Work instructions:
Output all lines exactly.

Material for this exercise:
──────

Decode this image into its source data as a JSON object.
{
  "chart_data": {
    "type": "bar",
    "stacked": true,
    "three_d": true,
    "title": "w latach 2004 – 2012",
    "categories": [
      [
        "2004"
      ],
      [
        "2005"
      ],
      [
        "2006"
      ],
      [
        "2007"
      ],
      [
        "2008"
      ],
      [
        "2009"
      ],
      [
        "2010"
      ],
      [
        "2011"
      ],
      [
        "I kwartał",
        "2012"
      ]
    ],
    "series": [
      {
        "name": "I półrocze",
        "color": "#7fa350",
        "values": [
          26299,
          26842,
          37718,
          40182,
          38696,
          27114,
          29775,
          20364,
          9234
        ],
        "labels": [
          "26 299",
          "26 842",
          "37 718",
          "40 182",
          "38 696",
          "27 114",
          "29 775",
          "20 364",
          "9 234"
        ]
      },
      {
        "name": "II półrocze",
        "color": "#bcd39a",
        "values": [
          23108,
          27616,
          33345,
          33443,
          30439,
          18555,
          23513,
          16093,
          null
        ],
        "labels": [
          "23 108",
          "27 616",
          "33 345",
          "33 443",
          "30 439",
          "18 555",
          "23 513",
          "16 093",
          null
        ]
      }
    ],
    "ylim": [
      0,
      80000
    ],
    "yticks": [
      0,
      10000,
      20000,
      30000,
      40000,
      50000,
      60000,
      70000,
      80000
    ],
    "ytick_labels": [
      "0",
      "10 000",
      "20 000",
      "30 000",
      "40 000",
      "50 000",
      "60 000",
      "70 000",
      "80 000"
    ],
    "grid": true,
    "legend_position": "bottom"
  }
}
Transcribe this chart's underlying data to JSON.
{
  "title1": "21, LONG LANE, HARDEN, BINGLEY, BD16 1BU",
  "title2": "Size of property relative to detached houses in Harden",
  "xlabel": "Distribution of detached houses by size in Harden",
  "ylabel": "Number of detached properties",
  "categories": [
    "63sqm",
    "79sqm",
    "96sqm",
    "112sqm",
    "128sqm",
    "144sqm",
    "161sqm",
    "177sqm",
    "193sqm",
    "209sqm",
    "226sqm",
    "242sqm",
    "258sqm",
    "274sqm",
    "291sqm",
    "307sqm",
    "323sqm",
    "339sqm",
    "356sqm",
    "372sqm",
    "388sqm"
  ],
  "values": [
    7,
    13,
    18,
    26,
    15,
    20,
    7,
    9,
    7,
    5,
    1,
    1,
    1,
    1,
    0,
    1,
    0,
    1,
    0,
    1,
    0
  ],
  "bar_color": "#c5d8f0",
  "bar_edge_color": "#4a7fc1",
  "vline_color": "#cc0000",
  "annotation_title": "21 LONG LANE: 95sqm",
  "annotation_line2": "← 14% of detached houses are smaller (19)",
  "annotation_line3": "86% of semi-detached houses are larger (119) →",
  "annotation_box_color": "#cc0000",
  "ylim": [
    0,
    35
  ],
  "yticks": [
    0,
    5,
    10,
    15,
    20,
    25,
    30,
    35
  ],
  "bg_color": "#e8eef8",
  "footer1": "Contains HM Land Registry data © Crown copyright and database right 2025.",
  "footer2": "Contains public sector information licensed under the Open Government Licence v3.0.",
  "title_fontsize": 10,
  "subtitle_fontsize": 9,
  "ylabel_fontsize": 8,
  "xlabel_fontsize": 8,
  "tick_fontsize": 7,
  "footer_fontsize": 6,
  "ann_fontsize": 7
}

──────

Exercise solution:
Decode this image into its source data as a JSON object.
{
  "chart_data": {
    "type": "bar",
    "stacked": true,
    "three_d": true,
    "title": "w latach 2004 – 2012",
    "categories": [
      [
        "2004"
      ],
      [
        "2005"
      ],
      [
        "2006"
      ],
      [
        "2007"
      ],
      [
        "2008"
      ],
      [
        "2009"
      ],
      [
        "2010"
      ],
      [
        "2011"
      ],
      [
        "I kwartał",
        "2012"
      ]
    ],
    "series": [
      {
        "name": "I półrocze",
        "color": "#7fa350",
        "values": [
          26299,
          26842,
          37718,
          40182,
          38696,
          27114,
          29775,
          20364,
          9234
        ],
        "labels": [
          "26 299",
          "26 842",
          "37 718",
          "40 182",
          "38 696",
          "27 114",
          "29 775",
          "20 364",
          "9 234"
        ]
      },
      {
        "name": "II półrocze",
        "color": "#bcd39a",
        "values": [
          23108,
          27616,
          33345,
          33443,
          30439,
          18555,
          23513,
          16093,
          null
        ],
        "labels": [
          "23 108",
          "27 616",
          "33 345",
          "33 443",
          "30 439",
          "18 555",
          "23 513",
          "16 093",
          null
        ]
      }
    ],
    "ylim": [
      0,
      80000
    ],
    "yticks": [
      0,
      10000,
      20000,
      30000,
      40000,
      50000,
      60000,
      70000,
      80000
    ],
    "ytick_labels": [
      "0",
      "10 000",
      "20 000",
      "30 000",
      "40 000",
      "50 000",
      "60 000",
      "70 000",
      "80 000"
    ],
    "grid": true,
    "legend_position": "bottom"
  }
}
Transcribe this chart's underlying data to JSON.
{
  "title1": "21, LONG LANE, HARDEN, BINGLEY, BD16 1BU",
  "title2": "Size of property relative to detached houses in Harden",
  "xlabel": "Distribution of detached houses by size in Harden",
  "ylabel": "Number of detached properties",
  "categories": [
    "63sqm",
    "79sqm",
    "96sqm",
    "112sqm",
    "128sqm",
    "144sqm",
    "161sqm",
    "177sqm",
    "193sqm",
    "209sqm",
    "226sqm",
    "242sqm",
    "258sqm",
    "274sqm",
    "291sqm",
    "307sqm",
    "323sqm",
    "339sqm",
    "356sqm",
    "372sqm",
    "388sqm"
  ],
  "values": [
    7,
    13,
    18,
    26,
    15,
    20,
    7,
    9,
    7,
    5,
    1,
    1,
    1,
    1,
    0,
    1,
    0,
    1,
    0,
    1,
    0
  ],
  "bar_color": "#c5d8f0",
  "bar_edge_color": "#4a7fc1",
  "vline_color": "#cc0000",
  "annotation_title": "21 LONG LANE: 95sqm",
  "annotation_line2": "← 14% of detached houses are smaller (19)",
  "annotation_line3": "86% of semi-detached houses are larger (119) →",
  "annotation_box_color": "#cc0000",
  "ylim": [
    0,
    35
  ],
  "yticks": [
    0,
    5,
    10,
    15,
    20,
    25,
    30,
    35
  ],
  "bg_color": "#e8eef8",
  "footer1": "Contains HM Land Registry data © Crown copyright and database right 2025.",
  "footer2": "Contains public sector information licensed under the Open Government Licence v3.0.",
  "title_fontsize": 10,
  "subtitle_fontsize": 9,
  "ylabel_fontsize": 8,
  "xlabel_fontsize": 8,
  "tick_fontsize": 7,
  "footer_fontsize": 6,
  "ann_fontsize": 7
}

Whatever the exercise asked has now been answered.